▸ **SUPPLIED MATERIAL**:
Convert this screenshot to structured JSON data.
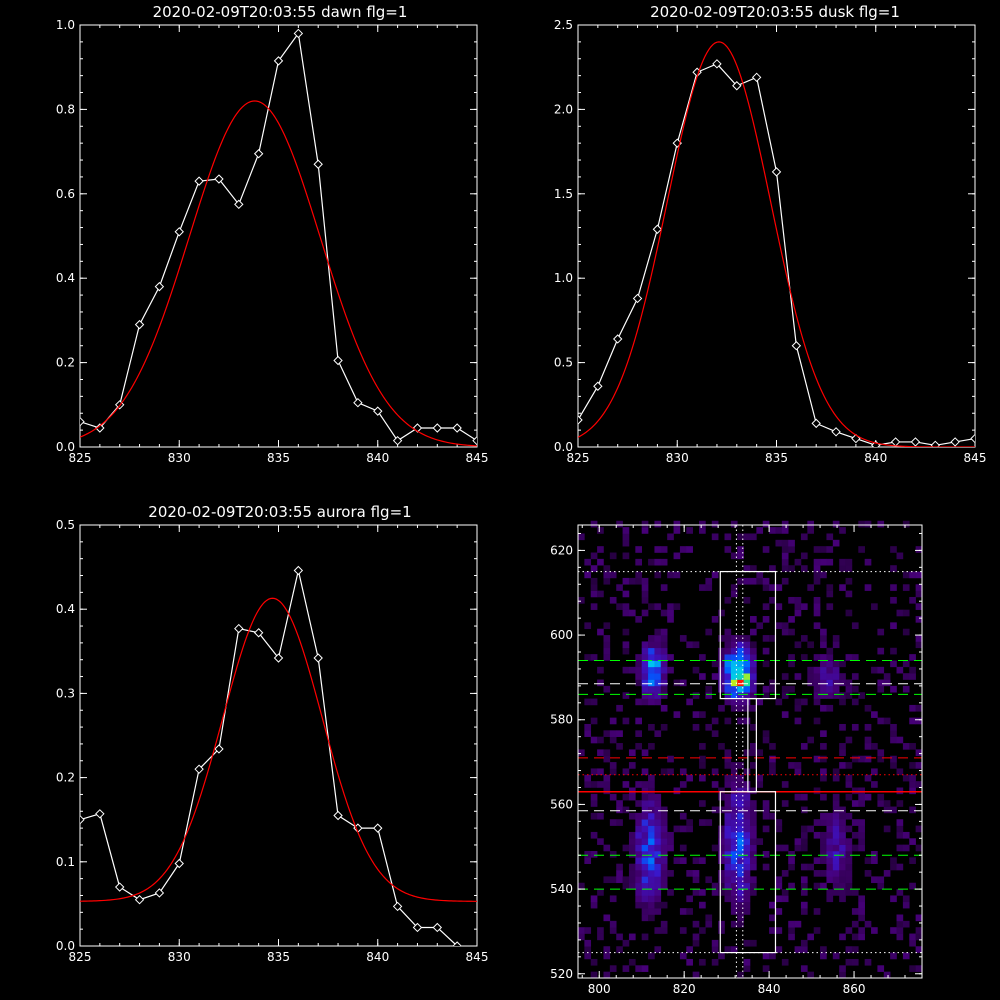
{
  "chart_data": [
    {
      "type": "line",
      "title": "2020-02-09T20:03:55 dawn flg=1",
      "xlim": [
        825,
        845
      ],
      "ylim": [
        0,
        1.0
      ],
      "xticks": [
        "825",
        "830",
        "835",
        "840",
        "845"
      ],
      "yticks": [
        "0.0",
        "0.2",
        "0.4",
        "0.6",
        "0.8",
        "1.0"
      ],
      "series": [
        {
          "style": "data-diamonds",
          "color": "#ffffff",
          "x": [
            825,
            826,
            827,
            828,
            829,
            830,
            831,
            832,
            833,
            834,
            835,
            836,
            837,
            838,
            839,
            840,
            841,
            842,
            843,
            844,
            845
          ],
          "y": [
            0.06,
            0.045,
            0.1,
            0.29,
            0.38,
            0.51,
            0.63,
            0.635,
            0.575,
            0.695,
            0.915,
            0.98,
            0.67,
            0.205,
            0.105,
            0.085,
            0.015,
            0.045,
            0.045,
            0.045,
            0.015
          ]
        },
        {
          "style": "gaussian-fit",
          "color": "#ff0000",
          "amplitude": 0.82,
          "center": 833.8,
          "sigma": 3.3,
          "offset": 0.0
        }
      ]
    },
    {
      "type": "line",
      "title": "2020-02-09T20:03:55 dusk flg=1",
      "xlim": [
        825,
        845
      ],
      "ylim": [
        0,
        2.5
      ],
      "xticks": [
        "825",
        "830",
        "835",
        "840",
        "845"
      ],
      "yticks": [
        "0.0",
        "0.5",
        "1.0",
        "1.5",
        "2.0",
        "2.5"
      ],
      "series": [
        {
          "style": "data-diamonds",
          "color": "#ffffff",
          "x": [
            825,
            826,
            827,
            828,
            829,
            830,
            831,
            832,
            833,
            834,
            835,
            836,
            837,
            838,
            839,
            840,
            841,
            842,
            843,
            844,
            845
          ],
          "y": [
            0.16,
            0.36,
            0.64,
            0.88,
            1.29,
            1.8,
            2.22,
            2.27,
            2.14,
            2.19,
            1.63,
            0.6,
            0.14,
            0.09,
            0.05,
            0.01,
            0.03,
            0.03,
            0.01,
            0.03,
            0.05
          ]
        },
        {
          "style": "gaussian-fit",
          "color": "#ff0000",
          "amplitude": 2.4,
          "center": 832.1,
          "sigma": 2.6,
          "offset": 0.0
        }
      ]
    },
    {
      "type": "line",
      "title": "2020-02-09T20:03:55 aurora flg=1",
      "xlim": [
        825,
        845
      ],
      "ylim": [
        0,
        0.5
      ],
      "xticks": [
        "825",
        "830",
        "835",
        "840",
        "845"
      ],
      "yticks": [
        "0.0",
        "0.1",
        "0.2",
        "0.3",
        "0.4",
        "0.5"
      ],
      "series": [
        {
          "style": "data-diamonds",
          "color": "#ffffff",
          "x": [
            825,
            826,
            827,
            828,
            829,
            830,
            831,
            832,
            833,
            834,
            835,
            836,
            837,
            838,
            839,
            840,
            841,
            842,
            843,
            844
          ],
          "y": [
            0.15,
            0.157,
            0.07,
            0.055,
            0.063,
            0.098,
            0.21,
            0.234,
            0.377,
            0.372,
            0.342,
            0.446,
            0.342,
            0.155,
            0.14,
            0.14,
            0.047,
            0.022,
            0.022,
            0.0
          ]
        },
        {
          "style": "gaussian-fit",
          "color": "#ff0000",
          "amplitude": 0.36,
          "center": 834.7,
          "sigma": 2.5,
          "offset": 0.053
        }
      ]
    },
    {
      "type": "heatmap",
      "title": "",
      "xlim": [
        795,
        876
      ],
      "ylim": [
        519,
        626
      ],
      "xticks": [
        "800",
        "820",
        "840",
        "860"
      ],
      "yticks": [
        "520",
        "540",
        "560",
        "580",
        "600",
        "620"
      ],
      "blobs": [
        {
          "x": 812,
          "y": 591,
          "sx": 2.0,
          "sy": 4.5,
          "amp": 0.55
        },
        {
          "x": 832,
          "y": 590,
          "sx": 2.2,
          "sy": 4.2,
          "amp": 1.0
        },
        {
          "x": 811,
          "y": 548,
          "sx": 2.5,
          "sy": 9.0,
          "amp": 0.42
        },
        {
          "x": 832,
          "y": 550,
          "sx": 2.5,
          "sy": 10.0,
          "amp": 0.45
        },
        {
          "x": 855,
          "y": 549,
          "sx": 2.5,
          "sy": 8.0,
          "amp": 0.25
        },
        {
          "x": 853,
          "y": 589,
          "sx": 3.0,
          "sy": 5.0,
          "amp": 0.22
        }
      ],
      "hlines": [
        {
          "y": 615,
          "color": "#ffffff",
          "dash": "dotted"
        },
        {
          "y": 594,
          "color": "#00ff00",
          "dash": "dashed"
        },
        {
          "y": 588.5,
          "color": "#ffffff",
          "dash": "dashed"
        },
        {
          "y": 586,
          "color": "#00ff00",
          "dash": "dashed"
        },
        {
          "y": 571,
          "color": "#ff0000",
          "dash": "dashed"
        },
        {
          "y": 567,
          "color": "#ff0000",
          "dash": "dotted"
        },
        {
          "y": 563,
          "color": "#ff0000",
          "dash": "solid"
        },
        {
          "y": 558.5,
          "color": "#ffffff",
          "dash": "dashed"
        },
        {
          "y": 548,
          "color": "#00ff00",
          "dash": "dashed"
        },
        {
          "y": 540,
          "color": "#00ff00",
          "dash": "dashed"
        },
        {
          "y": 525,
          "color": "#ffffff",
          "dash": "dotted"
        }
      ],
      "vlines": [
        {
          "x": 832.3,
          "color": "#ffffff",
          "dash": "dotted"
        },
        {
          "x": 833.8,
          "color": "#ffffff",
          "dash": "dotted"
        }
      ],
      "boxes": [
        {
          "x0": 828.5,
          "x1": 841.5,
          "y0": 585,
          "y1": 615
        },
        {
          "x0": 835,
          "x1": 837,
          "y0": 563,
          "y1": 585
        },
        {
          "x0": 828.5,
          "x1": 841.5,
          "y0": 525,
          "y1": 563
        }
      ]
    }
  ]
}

▸ **WHAT THE EXERCISE ASKS**: Which lines contain "title"? Show each of them.

▸ **THE COMPLETED TASK**:
      "title": "2020-02-09T20:03:55 dawn flg=1",
      "title": "2020-02-09T20:03:55 dusk flg=1",
      "title": "2020-02-09T20:03:55 aurora flg=1",
      "title": "",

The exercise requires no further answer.